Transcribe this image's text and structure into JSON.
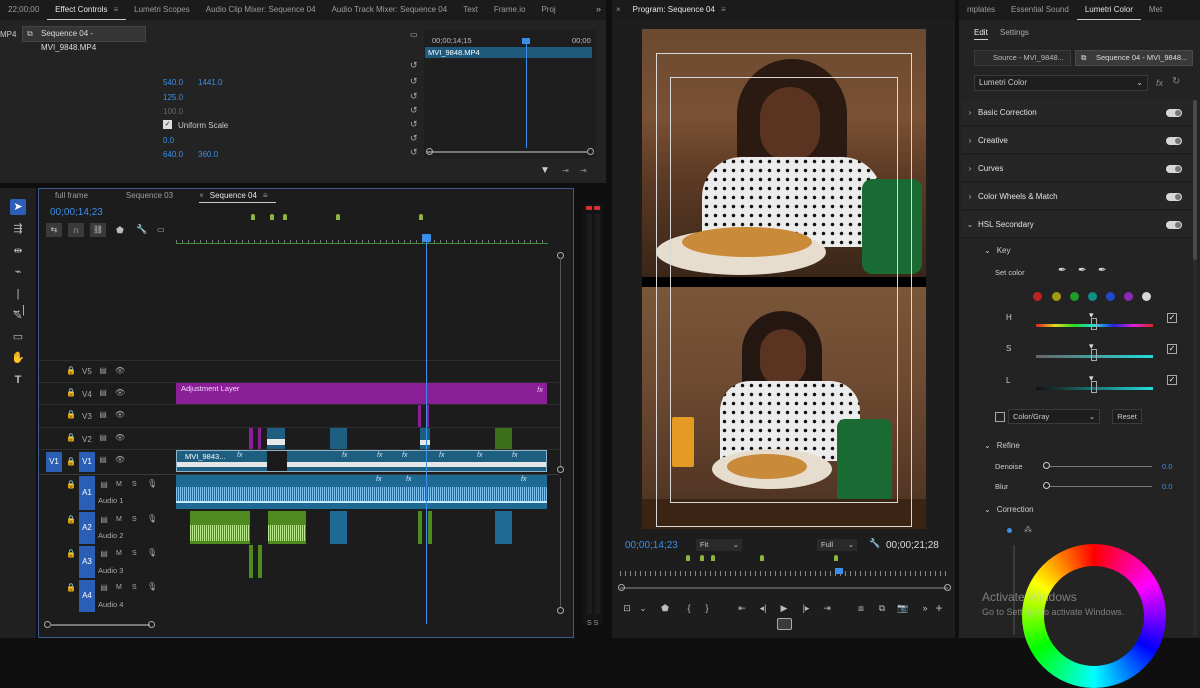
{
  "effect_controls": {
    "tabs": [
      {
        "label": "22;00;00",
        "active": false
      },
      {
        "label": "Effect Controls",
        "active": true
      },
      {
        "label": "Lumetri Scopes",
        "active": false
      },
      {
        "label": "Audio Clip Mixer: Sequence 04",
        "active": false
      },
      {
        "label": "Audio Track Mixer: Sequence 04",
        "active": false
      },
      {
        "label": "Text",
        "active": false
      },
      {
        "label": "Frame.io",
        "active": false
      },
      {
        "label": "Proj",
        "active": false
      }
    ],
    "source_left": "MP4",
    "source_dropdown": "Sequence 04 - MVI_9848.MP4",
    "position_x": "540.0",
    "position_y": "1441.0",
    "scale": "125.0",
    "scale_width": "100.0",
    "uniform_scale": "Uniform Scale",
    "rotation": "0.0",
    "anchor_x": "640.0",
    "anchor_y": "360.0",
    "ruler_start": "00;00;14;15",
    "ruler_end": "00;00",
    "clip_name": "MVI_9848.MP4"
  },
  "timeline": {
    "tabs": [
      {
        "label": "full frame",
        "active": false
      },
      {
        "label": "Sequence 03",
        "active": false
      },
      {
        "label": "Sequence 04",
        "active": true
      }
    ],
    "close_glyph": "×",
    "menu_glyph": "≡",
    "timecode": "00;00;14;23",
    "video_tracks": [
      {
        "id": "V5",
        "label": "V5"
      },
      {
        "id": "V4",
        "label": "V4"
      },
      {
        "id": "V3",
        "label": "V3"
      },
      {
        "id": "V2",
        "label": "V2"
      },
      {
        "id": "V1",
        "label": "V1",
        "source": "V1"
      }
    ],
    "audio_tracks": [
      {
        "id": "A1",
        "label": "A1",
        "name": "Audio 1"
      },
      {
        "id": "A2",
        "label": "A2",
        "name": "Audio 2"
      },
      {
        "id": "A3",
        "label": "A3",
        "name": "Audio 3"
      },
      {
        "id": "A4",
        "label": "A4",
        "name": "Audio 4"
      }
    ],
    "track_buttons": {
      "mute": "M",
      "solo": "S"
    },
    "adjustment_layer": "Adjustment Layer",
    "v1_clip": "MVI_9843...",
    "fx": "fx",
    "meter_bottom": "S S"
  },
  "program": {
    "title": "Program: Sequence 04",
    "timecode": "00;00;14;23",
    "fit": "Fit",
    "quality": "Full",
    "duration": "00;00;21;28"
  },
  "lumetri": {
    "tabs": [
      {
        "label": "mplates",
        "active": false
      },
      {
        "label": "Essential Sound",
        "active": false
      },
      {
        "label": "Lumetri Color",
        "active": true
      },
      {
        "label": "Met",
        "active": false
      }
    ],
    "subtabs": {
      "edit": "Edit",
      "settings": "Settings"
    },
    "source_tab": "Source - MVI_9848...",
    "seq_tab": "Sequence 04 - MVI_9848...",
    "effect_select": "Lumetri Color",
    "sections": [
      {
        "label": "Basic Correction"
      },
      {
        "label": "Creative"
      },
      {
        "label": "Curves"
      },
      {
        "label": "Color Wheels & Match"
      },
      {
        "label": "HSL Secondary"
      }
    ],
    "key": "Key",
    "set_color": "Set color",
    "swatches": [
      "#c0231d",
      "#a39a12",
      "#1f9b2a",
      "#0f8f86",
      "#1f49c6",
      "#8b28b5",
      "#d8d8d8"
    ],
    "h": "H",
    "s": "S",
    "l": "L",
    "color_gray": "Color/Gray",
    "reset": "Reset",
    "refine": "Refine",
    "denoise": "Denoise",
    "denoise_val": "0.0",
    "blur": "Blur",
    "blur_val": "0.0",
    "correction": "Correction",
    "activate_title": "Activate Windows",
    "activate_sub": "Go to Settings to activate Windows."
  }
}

---*---

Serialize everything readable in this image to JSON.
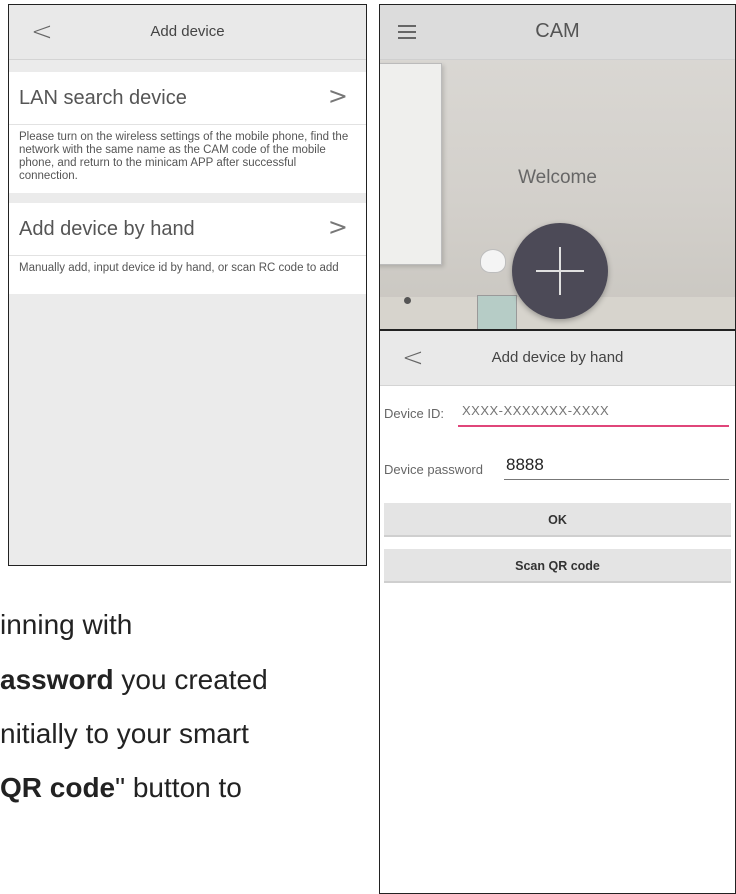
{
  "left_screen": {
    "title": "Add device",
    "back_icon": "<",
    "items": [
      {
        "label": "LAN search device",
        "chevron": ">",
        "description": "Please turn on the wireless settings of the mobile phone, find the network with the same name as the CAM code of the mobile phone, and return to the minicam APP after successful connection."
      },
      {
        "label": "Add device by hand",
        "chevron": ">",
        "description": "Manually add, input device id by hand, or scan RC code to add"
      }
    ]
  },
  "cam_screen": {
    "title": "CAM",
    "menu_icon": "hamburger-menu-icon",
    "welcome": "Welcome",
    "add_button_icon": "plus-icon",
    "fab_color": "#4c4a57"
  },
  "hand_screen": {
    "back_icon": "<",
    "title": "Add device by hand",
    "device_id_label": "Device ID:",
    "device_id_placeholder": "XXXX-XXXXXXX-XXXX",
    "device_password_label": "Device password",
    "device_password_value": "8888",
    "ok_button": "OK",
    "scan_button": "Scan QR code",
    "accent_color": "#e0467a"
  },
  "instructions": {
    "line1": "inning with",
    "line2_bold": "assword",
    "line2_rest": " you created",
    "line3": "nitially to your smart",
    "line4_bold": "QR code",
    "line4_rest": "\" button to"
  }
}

---*---

Give only the number of lines in the listing above that include the string "description".

### Complete response
2